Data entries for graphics
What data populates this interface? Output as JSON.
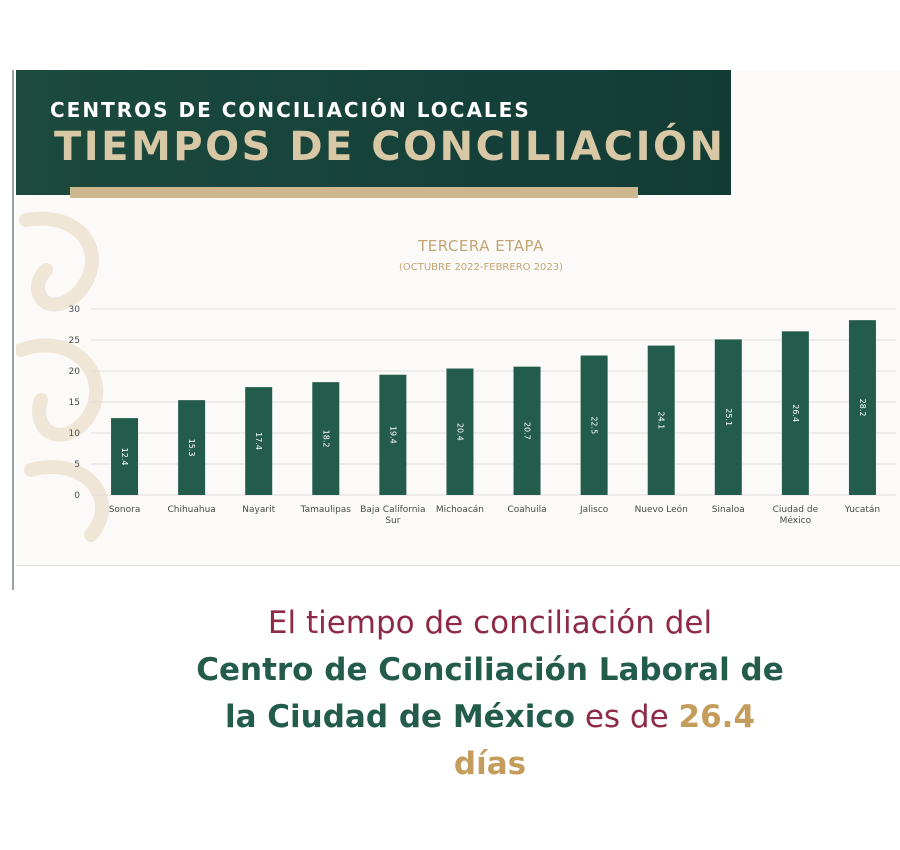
{
  "header": {
    "subtitle": "CENTROS DE CONCILIACIÓN LOCALES",
    "title": "TIEMPOS DE CONCILIACIÓN"
  },
  "chart_data": {
    "type": "bar",
    "title": "TERCERA ETAPA",
    "subtitle": "(OCTUBRE 2022-FEBRERO 2023)",
    "categories": [
      "Sonora",
      "Chihuahua",
      "Nayarit",
      "Tamaulipas",
      "Baja California Sur",
      "Michoacán",
      "Coahuila",
      "Jalisco",
      "Nuevo León",
      "Sinaloa",
      "Ciudad de México",
      "Yucatán"
    ],
    "category_lines": [
      [
        "Sonora"
      ],
      [
        "Chihuahua"
      ],
      [
        "Nayarit"
      ],
      [
        "Tamaulipas"
      ],
      [
        "Baja California",
        "Sur"
      ],
      [
        "Michoacán"
      ],
      [
        "Coahuila"
      ],
      [
        "Jalisco"
      ],
      [
        "Nuevo León"
      ],
      [
        "Sinaloa"
      ],
      [
        "Ciudad de",
        "México"
      ],
      [
        "Yucatán"
      ]
    ],
    "values": [
      12.4,
      15.3,
      17.4,
      18.2,
      19.4,
      20.4,
      20.7,
      22.5,
      24.1,
      25.1,
      26.4,
      28.2
    ],
    "value_labels": [
      "12.4",
      "15.3",
      "17.4",
      "18.2",
      "19.4",
      "20.4",
      "20.7",
      "22.5",
      "24.1",
      "25.1",
      "26.4",
      "28.2"
    ],
    "yticks": [
      0,
      5,
      10,
      15,
      20,
      25,
      30
    ],
    "ylim": [
      0,
      30
    ],
    "grid": true,
    "legend": "none",
    "colors": {
      "bar": "#235c4a",
      "grid": "#e1dfdb",
      "title": "#c3a574",
      "tick": "#4a4a4a"
    }
  },
  "caption": {
    "part1": "El tiempo de conciliación del",
    "part2": "Centro de Conciliación Laboral de",
    "part3": "la Ciudad de México",
    "part4": " es de ",
    "part5": "26.4",
    "part6": "días"
  }
}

Problem description:
Reproduce the full listing faithfully, but do not carry over any pictures.

The completed task:
What data populates this interface? Output as JSON.
{
  "header": {
    "subtitle": "CENTROS DE CONCILIACIÓN LOCALES",
    "title": "TIEMPOS DE CONCILIACIÓN"
  },
  "chart_data": {
    "type": "bar",
    "title": "TERCERA ETAPA",
    "subtitle": "(OCTUBRE 2022-FEBRERO 2023)",
    "categories": [
      "Sonora",
      "Chihuahua",
      "Nayarit",
      "Tamaulipas",
      "Baja California Sur",
      "Michoacán",
      "Coahuila",
      "Jalisco",
      "Nuevo León",
      "Sinaloa",
      "Ciudad de México",
      "Yucatán"
    ],
    "category_lines": [
      [
        "Sonora"
      ],
      [
        "Chihuahua"
      ],
      [
        "Nayarit"
      ],
      [
        "Tamaulipas"
      ],
      [
        "Baja California",
        "Sur"
      ],
      [
        "Michoacán"
      ],
      [
        "Coahuila"
      ],
      [
        "Jalisco"
      ],
      [
        "Nuevo León"
      ],
      [
        "Sinaloa"
      ],
      [
        "Ciudad de",
        "México"
      ],
      [
        "Yucatán"
      ]
    ],
    "values": [
      12.4,
      15.3,
      17.4,
      18.2,
      19.4,
      20.4,
      20.7,
      22.5,
      24.1,
      25.1,
      26.4,
      28.2
    ],
    "value_labels": [
      "12.4",
      "15.3",
      "17.4",
      "18.2",
      "19.4",
      "20.4",
      "20.7",
      "22.5",
      "24.1",
      "25.1",
      "26.4",
      "28.2"
    ],
    "yticks": [
      0,
      5,
      10,
      15,
      20,
      25,
      30
    ],
    "ylim": [
      0,
      30
    ],
    "grid": true,
    "legend": "none",
    "colors": {
      "bar": "#235c4a",
      "grid": "#e1dfdb",
      "title": "#c3a574",
      "tick": "#4a4a4a"
    }
  },
  "caption": {
    "part1": "El tiempo de conciliación del",
    "part2": "Centro de Conciliación Laboral de",
    "part3": "la Ciudad de México",
    "part4": " es de ",
    "part5": "26.4",
    "part6": "días"
  }
}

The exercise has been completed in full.